### CHALLENGE
Without skipping anything, write out each record below exactly.

(Stored items)

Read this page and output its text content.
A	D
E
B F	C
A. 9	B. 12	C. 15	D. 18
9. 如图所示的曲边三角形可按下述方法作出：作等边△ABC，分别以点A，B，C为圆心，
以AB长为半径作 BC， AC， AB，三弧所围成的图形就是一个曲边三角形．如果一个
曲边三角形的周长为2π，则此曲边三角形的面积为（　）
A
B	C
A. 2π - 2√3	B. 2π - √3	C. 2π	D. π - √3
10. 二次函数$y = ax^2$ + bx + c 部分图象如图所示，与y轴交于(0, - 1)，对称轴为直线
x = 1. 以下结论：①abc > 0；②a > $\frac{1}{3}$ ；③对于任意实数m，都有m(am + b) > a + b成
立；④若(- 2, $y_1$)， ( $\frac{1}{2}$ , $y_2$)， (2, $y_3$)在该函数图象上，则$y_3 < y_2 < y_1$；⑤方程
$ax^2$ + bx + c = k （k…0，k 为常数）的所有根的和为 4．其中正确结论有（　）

### WORKED SOLUTION
Read this page and output its text content.
A	D
E
B F	C
A. 9	B. 12	C. 15	D. 18
9. 如图所示的曲边三角形可按下述方法作出：作等边△ABC，分别以点A，B，C为圆心，
以AB长为半径作 BC， AC， AB，三弧所围成的图形就是一个曲边三角形．如果一个
曲边三角形的周长为2π，则此曲边三角形的面积为（　）
A
B	C
A. 2π - 2√3	B. 2π - √3	C. 2π	D. π - √3
10. 二次函数$y = ax^2$ + bx + c 部分图象如图所示，与y轴交于(0, - 1)，对称轴为直线
x = 1. 以下结论：①abc > 0；②a > $\frac{1}{3}$ ；③对于任意实数m，都有m(am + b) > a + b成
立；④若(- 2, $y_1$)， ( $\frac{1}{2}$ , $y_2$)， (2, $y_3$)在该函数图象上，则$y_3 < y_2 < y_1$；⑤方程
$ax^2$ + bx + c = k （k…0，k 为常数）的所有根的和为 4．其中正确结论有（　）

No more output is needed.